▸ The exercise
Reproduce every entry exactly as shown.

▸ Data provided
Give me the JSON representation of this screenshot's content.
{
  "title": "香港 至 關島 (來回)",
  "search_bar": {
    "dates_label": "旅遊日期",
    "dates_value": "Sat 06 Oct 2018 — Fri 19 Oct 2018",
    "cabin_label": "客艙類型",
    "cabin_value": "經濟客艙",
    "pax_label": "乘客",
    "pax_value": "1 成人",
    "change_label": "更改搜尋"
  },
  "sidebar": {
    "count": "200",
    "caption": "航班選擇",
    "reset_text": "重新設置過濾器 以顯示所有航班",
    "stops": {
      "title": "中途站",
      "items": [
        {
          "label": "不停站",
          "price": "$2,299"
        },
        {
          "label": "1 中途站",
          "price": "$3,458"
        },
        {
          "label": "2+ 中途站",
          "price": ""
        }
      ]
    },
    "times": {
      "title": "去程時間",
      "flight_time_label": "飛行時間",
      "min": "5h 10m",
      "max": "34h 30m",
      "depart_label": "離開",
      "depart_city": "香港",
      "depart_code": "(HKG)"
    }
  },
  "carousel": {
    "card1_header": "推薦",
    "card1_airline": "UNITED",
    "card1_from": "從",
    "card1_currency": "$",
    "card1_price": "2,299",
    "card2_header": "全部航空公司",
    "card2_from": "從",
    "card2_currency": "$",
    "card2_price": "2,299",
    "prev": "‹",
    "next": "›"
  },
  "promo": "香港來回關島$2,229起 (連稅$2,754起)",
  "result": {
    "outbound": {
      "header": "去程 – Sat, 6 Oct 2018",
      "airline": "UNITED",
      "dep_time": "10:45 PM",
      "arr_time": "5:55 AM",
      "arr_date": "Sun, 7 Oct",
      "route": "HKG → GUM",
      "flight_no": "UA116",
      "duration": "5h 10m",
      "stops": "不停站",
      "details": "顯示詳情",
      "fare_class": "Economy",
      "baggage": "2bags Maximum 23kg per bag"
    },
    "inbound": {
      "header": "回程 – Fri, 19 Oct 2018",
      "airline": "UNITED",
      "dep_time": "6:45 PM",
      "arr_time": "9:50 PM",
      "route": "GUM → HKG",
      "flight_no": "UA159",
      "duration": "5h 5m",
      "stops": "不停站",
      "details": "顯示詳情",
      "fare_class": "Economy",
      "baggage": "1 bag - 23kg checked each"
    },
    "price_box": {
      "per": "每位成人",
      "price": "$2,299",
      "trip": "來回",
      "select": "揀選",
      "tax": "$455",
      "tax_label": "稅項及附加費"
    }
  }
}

▸ Expected answer
Give me the JSON representation of this screenshot's content.
{
  "title": "香港 至 關島 (來回)",
  "search_bar": {
    "dates_label": "旅遊日期",
    "dates_value": "Sat 06 Oct 2018 — Fri 19 Oct 2018",
    "cabin_label": "客艙類型",
    "cabin_value": "經濟客艙",
    "pax_label": "乘客",
    "pax_value": "1 成人",
    "change_label": "更改搜尋"
  },
  "sidebar": {
    "count": "200",
    "caption": "航班選擇",
    "reset_text": "重新設置過濾器 以顯示所有航班",
    "stops": {
      "title": "中途站",
      "items": [
        {
          "label": "不停站",
          "price": "$2,299"
        },
        {
          "label": "1 中途站",
          "price": "$3,458"
        },
        {
          "label": "2+ 中途站",
          "price": ""
        }
      ]
    },
    "times": {
      "title": "去程時間",
      "flight_time_label": "飛行時間",
      "min": "5h 10m",
      "max": "34h 30m",
      "depart_label": "離開",
      "depart_city": "香港",
      "depart_code": "(HKG)"
    }
  },
  "carousel": {
    "card1_header": "推薦",
    "card1_airline": "UNITED",
    "card1_from": "從",
    "card1_currency": "$",
    "card1_price": "2,299",
    "card2_header": "全部航空公司",
    "card2_from": "從",
    "card2_currency": "$",
    "card2_price": "2,299",
    "prev": "‹",
    "next": "›"
  },
  "promo": "香港來回關島$2,229起 (連稅$2,754起)",
  "result": {
    "outbound": {
      "header": "去程 – Sat, 6 Oct 2018",
      "airline": "UNITED",
      "dep_time": "10:45 PM",
      "arr_time": "5:55 AM",
      "arr_date": "Sun, 7 Oct",
      "route": "HKG → GUM",
      "flight_no": "UA116",
      "duration": "5h 10m",
      "stops": "不停站",
      "details": "顯示詳情",
      "fare_class": "Economy",
      "baggage": "2bags Maximum 23kg per bag"
    },
    "inbound": {
      "header": "回程 – Fri, 19 Oct 2018",
      "airline": "UNITED",
      "dep_time": "6:45 PM",
      "arr_time": "9:50 PM",
      "route": "GUM → HKG",
      "flight_no": "UA159",
      "duration": "5h 5m",
      "stops": "不停站",
      "details": "顯示詳情",
      "fare_class": "Economy",
      "baggage": "1 bag - 23kg checked each"
    },
    "price_box": {
      "per": "每位成人",
      "price": "$2,299",
      "trip": "來回",
      "select": "揀選",
      "tax": "$455",
      "tax_label": "稅項及附加費"
    }
  }
}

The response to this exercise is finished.